» **Records shown**:
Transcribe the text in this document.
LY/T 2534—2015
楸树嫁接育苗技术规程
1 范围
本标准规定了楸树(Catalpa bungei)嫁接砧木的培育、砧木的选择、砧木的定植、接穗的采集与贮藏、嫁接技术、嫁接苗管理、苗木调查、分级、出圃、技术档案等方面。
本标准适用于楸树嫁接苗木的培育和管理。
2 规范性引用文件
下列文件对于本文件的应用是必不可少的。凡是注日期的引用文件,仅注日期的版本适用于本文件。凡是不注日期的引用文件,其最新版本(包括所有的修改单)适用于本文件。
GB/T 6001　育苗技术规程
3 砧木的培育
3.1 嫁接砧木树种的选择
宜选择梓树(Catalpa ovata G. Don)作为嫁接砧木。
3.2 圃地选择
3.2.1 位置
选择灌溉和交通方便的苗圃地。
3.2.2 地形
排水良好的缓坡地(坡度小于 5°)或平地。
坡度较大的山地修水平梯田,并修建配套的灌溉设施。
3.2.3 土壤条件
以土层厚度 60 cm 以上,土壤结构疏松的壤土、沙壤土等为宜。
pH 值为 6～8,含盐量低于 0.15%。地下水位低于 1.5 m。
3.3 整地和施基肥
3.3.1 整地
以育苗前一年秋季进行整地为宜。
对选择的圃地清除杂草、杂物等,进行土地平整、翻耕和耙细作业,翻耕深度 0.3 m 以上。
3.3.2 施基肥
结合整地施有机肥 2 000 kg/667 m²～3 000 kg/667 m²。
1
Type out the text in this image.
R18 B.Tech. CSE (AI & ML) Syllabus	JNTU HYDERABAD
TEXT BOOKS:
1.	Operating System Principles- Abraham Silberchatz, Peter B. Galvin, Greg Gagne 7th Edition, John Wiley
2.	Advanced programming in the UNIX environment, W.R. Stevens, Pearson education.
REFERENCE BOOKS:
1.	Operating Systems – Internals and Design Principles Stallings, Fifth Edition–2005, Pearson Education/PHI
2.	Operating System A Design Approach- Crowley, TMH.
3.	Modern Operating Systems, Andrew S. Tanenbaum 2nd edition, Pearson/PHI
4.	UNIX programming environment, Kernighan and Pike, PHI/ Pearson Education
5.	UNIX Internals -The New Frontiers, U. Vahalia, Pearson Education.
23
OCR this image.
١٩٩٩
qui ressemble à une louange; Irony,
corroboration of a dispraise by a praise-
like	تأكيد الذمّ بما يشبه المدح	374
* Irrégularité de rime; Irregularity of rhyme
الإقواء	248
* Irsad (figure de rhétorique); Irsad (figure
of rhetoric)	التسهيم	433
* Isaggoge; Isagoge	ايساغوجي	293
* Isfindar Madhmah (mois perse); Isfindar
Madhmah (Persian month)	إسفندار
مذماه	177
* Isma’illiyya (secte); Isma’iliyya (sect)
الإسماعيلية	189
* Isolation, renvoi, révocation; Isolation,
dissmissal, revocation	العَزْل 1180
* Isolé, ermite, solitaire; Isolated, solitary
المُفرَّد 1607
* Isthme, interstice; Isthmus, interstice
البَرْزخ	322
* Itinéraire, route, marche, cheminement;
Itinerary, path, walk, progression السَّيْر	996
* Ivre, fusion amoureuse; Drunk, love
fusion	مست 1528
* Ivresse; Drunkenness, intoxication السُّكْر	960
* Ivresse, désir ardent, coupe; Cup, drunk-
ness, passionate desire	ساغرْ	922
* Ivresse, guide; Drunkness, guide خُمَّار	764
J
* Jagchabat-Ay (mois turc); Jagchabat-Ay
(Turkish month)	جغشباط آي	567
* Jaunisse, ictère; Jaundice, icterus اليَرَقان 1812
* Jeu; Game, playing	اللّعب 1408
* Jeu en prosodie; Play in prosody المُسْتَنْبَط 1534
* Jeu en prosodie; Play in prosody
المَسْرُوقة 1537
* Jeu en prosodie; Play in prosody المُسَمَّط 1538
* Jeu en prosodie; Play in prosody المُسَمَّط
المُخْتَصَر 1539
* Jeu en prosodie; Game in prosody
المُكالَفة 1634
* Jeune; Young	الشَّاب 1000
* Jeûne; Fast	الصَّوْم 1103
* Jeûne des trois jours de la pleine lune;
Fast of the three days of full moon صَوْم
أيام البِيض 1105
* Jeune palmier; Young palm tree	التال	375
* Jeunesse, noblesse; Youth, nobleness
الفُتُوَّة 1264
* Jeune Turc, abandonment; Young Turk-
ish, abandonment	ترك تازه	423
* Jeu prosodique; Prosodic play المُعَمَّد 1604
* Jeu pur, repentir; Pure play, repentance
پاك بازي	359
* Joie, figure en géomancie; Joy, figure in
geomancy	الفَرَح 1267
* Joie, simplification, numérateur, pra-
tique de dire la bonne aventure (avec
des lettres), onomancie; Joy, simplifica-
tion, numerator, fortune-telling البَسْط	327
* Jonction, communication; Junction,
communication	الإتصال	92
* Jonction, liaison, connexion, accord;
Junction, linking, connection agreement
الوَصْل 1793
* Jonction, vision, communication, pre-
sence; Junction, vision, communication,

» **Exercise**: Pull out every line of the entries that includes the word "figure".

» **Answer to the task**:
* Irsad (figure de rhétorique); Irsad (figure
* Joie, figure en géomancie; Joy, figure in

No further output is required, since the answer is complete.